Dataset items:
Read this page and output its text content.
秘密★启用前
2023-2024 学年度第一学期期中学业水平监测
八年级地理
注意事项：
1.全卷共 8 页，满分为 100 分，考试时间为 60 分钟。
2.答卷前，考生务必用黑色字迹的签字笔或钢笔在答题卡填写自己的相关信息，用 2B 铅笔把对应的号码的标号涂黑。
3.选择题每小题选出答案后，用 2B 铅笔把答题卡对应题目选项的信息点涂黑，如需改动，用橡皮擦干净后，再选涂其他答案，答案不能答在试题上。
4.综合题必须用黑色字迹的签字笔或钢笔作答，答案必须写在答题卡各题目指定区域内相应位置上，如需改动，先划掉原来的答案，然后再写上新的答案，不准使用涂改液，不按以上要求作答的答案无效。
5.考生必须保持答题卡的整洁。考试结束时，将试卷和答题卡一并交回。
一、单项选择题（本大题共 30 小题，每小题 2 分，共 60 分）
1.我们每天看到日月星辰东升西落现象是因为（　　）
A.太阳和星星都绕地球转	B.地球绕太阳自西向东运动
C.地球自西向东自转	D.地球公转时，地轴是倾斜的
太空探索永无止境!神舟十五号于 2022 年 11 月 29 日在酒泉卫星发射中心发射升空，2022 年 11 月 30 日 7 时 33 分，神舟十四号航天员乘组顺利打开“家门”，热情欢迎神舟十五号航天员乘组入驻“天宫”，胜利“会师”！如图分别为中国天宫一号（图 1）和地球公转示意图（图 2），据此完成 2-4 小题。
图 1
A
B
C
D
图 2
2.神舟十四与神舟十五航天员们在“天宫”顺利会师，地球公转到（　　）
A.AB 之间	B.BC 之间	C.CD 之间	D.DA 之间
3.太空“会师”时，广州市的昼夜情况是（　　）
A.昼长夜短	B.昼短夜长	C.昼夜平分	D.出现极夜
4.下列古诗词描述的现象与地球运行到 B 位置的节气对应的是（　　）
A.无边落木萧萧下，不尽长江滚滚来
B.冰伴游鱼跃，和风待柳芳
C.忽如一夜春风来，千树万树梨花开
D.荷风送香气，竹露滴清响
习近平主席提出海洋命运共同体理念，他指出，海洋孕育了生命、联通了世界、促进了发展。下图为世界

> _WRITTEN REQUEST_
Reproduce the entire listing word for word.

> _FINAL RESULT_
Read this page and output its text content.
秘密★启用前
2023-2024 学年度第一学期期中学业水平监测
八年级地理
注意事项：
1.全卷共 8 页，满分为 100 分，考试时间为 60 分钟。
2.答卷前，考生务必用黑色字迹的签字笔或钢笔在答题卡填写自己的相关信息，用 2B 铅笔把对应的号码的标号涂黑。
3.选择题每小题选出答案后，用 2B 铅笔把答题卡对应题目选项的信息点涂黑，如需改动，用橡皮擦干净后，再选涂其他答案，答案不能答在试题上。
4.综合题必须用黑色字迹的签字笔或钢笔作答，答案必须写在答题卡各题目指定区域内相应位置上，如需改动，先划掉原来的答案，然后再写上新的答案，不准使用涂改液，不按以上要求作答的答案无效。
5.考生必须保持答题卡的整洁。考试结束时，将试卷和答题卡一并交回。
一、单项选择题（本大题共 30 小题，每小题 2 分，共 60 分）
1.我们每天看到日月星辰东升西落现象是因为（　　）
A.太阳和星星都绕地球转	B.地球绕太阳自西向东运动
C.地球自西向东自转	D.地球公转时，地轴是倾斜的
太空探索永无止境!神舟十五号于 2022 年 11 月 29 日在酒泉卫星发射中心发射升空，2022 年 11 月 30 日 7 时 33 分，神舟十四号航天员乘组顺利打开“家门”，热情欢迎神舟十五号航天员乘组入驻“天宫”，胜利“会师”！如图分别为中国天宫一号（图 1）和地球公转示意图（图 2），据此完成 2-4 小题。
图 1
A
B
C
D
图 2
2.神舟十四与神舟十五航天员们在“天宫”顺利会师，地球公转到（　　）
A.AB 之间	B.BC 之间	C.CD 之间	D.DA 之间
3.太空“会师”时，广州市的昼夜情况是（　　）
A.昼长夜短	B.昼短夜长	C.昼夜平分	D.出现极夜
4.下列古诗词描述的现象与地球运行到 B 位置的节气对应的是（　　）
A.无边落木萧萧下，不尽长江滚滚来
B.冰伴游鱼跃，和风待柳芳
C.忽如一夜春风来，千树万树梨花开
D.荷风送香气，竹露滴清响
习近平主席提出海洋命运共同体理念，他指出，海洋孕育了生命、联通了世界、促进了发展。下图为世界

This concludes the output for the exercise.